Find each line containing the string "CAArch". Copy it.

==== Data shown

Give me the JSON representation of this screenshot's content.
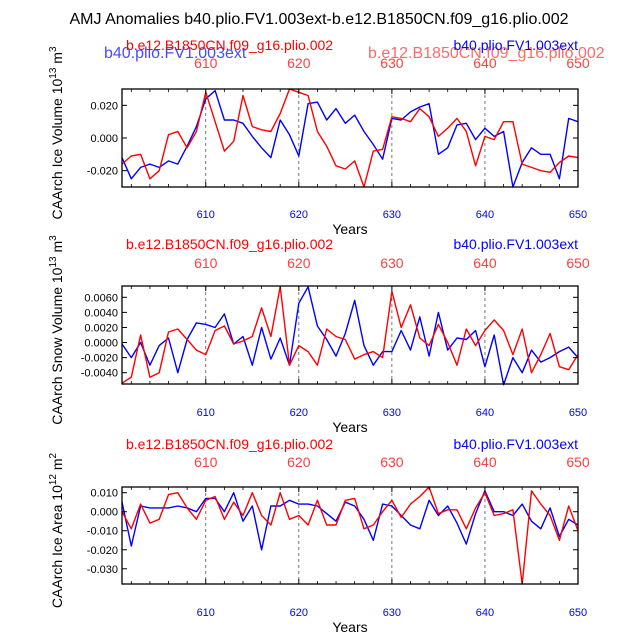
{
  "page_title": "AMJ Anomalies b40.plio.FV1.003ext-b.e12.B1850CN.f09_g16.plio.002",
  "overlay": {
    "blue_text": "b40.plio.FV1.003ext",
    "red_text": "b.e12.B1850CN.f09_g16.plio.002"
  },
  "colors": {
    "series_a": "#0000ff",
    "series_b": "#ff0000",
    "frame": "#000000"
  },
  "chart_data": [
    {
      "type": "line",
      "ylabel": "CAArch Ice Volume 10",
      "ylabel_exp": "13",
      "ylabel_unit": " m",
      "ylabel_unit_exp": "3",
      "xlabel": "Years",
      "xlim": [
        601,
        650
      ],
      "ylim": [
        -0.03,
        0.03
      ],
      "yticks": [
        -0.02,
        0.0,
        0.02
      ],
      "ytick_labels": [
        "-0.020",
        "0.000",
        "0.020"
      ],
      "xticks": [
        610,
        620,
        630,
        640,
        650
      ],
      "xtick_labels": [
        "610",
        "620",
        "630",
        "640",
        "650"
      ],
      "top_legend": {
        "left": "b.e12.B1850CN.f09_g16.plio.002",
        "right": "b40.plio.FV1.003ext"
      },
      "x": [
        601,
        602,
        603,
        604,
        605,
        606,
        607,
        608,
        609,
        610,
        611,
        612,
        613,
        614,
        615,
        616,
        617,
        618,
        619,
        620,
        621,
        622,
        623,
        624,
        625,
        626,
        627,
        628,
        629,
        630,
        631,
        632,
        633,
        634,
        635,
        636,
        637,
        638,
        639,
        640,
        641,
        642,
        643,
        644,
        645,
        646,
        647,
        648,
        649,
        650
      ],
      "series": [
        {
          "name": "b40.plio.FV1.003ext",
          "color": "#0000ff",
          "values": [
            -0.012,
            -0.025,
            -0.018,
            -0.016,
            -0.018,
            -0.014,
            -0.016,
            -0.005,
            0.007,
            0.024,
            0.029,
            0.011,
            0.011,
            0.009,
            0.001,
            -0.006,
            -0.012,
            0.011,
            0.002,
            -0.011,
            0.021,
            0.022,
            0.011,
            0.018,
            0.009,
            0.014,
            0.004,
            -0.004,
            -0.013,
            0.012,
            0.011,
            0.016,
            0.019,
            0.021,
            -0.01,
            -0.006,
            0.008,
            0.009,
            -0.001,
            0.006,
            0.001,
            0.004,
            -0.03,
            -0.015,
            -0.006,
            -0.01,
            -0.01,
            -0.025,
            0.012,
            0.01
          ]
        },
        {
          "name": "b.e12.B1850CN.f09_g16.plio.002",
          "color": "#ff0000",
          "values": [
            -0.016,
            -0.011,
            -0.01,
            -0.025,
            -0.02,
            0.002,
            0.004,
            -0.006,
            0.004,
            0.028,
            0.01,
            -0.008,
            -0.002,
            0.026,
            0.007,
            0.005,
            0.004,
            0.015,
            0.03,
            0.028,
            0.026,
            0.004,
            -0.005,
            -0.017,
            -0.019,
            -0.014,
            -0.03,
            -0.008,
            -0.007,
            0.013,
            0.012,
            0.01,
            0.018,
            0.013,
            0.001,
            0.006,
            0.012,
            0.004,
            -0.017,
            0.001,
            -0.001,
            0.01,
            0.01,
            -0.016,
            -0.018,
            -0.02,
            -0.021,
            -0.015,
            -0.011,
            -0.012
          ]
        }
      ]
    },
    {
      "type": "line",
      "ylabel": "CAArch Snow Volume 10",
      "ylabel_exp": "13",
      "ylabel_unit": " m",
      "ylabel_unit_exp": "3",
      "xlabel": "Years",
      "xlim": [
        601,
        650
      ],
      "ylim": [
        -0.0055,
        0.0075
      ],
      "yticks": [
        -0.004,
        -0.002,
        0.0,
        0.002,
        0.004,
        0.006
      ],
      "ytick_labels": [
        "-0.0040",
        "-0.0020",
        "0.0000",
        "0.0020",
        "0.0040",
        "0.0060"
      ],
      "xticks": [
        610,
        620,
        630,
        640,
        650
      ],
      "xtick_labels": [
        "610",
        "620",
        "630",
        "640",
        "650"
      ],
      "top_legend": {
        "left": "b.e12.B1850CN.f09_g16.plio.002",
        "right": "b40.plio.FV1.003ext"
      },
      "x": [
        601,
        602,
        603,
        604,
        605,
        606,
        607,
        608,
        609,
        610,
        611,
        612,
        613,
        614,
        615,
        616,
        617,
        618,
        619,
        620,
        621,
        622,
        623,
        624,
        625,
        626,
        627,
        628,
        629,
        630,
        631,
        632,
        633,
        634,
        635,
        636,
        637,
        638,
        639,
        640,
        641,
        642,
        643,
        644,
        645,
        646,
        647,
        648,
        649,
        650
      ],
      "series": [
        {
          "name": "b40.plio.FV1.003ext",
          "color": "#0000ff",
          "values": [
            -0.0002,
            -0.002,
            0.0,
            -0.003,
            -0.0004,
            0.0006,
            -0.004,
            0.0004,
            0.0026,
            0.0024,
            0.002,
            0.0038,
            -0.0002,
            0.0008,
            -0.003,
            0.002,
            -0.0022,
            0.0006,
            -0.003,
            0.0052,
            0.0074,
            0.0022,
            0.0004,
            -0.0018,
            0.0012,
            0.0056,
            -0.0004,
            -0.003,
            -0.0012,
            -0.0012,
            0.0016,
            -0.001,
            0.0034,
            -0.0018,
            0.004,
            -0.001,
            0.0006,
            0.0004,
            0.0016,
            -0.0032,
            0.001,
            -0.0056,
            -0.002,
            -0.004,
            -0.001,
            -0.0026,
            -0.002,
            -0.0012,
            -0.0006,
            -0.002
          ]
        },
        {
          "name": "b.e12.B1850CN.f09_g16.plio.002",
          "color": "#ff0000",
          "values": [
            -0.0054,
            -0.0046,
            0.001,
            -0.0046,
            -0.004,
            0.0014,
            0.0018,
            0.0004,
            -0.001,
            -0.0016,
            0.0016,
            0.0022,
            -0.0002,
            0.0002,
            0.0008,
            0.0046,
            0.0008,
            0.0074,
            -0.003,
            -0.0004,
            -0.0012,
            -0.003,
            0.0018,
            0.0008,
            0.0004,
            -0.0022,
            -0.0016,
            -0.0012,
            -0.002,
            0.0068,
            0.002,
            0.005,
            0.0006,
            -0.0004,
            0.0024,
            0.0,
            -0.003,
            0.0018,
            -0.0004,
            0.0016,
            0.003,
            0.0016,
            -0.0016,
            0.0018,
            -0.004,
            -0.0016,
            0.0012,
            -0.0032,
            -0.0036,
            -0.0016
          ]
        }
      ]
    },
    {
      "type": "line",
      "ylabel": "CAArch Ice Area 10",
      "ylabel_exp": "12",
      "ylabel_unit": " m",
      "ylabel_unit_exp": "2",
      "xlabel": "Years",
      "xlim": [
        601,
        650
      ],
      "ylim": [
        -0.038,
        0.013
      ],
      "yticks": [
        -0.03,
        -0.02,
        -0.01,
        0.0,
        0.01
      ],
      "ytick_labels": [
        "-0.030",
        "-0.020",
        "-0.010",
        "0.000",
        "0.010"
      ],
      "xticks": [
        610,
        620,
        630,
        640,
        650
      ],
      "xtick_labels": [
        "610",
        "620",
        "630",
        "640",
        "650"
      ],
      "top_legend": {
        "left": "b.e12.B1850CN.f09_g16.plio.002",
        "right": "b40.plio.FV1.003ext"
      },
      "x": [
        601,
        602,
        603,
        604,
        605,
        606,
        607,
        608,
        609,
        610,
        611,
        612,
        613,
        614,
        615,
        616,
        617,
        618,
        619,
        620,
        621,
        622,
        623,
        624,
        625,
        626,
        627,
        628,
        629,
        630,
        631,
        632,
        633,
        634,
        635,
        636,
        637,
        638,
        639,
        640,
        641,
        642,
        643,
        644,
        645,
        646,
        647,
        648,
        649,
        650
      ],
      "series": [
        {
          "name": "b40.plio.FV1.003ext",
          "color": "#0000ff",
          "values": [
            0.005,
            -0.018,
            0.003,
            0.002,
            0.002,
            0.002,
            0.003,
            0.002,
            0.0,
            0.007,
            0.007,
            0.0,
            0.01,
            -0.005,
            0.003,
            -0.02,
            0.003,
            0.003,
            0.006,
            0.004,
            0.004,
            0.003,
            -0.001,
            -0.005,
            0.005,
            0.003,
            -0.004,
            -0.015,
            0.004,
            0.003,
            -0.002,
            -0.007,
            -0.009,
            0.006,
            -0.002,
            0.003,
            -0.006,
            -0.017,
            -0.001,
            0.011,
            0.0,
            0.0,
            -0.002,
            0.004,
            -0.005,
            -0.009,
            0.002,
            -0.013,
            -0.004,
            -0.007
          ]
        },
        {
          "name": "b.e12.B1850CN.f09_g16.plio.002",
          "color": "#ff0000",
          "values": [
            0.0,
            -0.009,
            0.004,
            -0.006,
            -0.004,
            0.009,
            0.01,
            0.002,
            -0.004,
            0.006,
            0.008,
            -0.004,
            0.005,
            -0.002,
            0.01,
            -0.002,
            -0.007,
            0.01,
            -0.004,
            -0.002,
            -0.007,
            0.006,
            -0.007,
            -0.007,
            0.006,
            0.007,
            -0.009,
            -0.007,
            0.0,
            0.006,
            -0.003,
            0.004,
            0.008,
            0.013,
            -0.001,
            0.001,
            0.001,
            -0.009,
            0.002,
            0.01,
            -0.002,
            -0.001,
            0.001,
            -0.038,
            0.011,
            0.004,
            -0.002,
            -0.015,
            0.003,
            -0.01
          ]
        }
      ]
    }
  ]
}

========

| Solved exercise |
      "ylabel": "CAArch Ice Volume 10",
      "ylabel": "CAArch Snow Volume 10",
      "ylabel": "CAArch Ice Area 10",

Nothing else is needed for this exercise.